Exercise.
Within the material below, find each line bearing the word "name" and present it.

_ _ _ _

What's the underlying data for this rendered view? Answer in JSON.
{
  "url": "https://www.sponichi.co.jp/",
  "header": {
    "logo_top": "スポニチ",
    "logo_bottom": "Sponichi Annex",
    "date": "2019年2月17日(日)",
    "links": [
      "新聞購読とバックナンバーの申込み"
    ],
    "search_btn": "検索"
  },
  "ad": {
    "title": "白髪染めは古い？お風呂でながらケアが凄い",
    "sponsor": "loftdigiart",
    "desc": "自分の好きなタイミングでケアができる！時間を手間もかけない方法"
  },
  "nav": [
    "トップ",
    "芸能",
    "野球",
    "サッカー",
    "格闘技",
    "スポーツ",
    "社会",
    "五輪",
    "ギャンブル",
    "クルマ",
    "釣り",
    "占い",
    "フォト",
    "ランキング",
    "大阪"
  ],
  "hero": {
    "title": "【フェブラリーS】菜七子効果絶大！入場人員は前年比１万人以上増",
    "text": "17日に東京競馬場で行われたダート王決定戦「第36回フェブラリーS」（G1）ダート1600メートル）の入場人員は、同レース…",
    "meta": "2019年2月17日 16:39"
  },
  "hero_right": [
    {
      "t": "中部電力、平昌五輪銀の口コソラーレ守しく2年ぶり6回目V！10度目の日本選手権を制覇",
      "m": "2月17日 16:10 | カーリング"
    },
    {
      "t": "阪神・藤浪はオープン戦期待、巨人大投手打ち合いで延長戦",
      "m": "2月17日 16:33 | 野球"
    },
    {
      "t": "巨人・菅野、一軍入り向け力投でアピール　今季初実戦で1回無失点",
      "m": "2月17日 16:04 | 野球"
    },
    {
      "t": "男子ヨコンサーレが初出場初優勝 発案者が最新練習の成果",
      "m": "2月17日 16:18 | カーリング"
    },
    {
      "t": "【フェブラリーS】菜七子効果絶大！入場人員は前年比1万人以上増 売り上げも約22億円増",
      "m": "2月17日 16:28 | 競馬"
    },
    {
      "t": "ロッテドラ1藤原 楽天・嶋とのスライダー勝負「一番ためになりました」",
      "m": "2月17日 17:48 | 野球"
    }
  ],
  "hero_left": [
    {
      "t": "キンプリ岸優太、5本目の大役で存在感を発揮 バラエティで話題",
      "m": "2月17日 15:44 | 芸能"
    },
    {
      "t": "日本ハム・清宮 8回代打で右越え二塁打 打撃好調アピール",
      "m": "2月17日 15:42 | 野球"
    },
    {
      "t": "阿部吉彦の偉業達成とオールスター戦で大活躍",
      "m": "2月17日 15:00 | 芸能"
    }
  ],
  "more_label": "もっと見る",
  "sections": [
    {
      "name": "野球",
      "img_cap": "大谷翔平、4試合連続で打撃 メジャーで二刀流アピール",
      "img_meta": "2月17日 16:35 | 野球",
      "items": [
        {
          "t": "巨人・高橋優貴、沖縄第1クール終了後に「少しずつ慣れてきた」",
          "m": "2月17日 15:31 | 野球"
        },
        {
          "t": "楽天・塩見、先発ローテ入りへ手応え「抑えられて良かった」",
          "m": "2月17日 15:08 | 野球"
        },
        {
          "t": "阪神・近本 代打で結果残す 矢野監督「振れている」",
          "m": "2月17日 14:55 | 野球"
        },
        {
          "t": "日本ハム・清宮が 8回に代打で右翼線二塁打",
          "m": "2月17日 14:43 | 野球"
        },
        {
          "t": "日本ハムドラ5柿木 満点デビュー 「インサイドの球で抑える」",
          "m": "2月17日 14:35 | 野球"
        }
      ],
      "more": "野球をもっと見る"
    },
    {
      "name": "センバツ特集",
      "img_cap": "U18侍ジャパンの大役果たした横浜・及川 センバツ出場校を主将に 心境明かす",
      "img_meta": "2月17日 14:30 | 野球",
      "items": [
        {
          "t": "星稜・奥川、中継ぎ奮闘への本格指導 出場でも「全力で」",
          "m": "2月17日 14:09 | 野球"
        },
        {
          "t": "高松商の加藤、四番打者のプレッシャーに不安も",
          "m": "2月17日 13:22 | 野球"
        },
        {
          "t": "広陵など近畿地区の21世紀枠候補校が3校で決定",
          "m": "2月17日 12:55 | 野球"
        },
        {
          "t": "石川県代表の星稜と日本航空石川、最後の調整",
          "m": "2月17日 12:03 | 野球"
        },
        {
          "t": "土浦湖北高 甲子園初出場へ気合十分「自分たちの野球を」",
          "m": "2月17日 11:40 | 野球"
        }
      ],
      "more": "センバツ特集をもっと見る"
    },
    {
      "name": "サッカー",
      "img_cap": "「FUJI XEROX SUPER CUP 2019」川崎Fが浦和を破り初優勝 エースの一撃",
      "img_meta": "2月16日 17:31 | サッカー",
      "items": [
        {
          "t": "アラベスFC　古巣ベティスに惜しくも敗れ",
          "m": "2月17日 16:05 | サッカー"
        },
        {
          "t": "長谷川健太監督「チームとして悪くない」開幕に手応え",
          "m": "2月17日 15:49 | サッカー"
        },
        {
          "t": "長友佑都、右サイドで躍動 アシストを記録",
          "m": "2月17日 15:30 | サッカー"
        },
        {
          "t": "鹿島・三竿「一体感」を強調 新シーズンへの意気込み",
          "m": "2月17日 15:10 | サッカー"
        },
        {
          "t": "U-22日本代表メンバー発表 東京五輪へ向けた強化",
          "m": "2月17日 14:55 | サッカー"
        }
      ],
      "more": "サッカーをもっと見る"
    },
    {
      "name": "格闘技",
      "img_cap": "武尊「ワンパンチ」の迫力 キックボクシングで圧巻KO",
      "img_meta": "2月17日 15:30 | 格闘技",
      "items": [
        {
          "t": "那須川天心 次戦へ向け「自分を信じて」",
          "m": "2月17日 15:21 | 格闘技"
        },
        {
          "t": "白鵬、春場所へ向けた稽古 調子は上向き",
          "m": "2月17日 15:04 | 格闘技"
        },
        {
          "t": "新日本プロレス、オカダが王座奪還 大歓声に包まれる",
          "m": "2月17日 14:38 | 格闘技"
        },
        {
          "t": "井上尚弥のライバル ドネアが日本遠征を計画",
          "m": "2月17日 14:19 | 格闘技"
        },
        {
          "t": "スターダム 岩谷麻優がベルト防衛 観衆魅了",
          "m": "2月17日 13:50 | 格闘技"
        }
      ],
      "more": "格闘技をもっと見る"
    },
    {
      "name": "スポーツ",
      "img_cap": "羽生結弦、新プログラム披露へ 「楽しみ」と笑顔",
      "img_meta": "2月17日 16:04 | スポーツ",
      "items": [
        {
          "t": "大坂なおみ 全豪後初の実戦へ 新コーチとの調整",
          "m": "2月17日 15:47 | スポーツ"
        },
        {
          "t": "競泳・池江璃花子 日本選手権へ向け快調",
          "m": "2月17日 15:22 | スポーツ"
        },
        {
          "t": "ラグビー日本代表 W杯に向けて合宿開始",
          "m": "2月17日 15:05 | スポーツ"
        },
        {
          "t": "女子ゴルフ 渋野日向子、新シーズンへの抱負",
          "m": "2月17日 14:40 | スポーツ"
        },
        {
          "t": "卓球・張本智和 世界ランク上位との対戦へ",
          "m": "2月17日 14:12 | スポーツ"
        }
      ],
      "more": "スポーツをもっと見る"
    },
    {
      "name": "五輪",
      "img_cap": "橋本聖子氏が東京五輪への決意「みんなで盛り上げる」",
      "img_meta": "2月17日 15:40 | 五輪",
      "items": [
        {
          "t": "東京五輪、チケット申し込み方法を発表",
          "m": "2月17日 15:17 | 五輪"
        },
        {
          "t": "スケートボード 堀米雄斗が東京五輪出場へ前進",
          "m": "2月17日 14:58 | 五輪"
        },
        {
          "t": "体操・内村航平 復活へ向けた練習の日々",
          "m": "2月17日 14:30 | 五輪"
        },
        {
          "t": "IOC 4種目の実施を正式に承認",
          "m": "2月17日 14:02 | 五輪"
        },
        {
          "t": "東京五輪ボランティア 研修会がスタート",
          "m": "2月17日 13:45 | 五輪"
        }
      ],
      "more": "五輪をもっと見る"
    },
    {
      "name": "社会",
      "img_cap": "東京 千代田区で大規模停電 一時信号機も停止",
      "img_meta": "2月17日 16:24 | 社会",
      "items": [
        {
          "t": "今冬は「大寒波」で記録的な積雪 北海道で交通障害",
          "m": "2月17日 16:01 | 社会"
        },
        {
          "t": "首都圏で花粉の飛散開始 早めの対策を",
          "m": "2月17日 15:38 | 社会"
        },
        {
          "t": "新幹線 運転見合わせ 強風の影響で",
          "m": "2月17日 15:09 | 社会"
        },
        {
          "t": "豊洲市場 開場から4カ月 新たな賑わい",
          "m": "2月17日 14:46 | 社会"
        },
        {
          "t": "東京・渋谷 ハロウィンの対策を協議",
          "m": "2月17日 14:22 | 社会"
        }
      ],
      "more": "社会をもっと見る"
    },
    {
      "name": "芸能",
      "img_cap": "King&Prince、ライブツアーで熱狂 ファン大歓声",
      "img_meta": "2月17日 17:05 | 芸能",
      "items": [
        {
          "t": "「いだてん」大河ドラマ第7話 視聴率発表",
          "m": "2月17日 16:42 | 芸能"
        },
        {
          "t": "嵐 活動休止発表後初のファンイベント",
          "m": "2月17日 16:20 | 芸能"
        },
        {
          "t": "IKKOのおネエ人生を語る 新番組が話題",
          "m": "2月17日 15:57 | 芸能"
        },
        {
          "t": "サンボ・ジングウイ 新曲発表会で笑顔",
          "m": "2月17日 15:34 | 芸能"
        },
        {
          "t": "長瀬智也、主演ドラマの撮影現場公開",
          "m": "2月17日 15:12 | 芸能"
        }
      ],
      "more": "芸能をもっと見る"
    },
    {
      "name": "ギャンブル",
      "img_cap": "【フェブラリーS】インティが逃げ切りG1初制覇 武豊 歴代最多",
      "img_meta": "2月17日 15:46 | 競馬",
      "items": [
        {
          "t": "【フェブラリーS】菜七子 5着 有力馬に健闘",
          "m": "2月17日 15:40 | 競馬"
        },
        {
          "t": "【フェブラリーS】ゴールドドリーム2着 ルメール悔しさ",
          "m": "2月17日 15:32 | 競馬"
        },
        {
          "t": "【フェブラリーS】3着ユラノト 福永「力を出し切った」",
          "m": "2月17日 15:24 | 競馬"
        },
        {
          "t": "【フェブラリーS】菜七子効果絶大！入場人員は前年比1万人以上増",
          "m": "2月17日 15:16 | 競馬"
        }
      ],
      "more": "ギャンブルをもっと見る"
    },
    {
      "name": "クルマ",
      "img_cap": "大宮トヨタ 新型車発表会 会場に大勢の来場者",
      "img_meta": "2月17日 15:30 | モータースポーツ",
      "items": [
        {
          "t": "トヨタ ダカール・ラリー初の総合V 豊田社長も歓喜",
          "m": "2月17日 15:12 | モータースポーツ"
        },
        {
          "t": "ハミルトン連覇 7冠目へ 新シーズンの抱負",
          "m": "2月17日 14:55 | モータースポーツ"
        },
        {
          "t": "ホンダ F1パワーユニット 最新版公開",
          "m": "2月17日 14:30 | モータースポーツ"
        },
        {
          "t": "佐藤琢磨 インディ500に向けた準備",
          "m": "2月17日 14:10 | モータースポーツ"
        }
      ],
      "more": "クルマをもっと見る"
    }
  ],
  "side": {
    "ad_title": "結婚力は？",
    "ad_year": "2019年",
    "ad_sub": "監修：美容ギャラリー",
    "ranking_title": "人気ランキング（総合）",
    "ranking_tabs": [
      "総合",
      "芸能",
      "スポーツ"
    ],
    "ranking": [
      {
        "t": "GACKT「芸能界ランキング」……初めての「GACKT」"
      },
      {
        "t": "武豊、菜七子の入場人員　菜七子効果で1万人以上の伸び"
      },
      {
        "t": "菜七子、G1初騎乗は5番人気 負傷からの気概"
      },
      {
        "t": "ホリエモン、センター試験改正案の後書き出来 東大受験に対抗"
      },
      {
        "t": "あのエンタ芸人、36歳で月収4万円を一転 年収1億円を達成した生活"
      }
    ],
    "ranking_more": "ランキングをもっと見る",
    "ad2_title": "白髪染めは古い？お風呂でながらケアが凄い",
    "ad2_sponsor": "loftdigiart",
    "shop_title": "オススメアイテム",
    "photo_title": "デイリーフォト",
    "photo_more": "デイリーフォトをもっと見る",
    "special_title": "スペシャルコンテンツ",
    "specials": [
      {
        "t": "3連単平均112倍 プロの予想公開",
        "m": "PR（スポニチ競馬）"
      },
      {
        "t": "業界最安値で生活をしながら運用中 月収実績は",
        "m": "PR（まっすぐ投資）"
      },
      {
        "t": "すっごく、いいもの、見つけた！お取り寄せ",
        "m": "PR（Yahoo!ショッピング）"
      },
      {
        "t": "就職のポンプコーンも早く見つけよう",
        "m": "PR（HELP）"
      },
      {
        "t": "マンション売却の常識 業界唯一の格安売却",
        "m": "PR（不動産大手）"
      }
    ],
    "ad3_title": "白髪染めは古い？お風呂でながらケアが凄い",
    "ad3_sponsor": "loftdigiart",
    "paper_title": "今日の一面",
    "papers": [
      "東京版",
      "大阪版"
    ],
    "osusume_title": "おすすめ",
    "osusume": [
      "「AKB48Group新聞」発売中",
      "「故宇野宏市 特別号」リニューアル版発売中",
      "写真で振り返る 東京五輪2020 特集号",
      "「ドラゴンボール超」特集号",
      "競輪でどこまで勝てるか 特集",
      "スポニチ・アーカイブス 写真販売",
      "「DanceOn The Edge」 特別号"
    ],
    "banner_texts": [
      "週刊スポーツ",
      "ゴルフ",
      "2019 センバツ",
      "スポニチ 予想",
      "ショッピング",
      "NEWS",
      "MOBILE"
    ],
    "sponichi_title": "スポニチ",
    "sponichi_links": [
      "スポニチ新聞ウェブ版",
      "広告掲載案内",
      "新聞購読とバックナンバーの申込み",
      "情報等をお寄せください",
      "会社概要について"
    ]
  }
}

_ _ _ _

The answer.
      "name": "野球",
      "name": "センバツ特集",
      "name": "サッカー",
      "name": "格闘技",
      "name": "スポーツ",
      "name": "五輪",
      "name": "社会",
      "name": "芸能",
      "name": "ギャンブル",
      "name": "クルマ",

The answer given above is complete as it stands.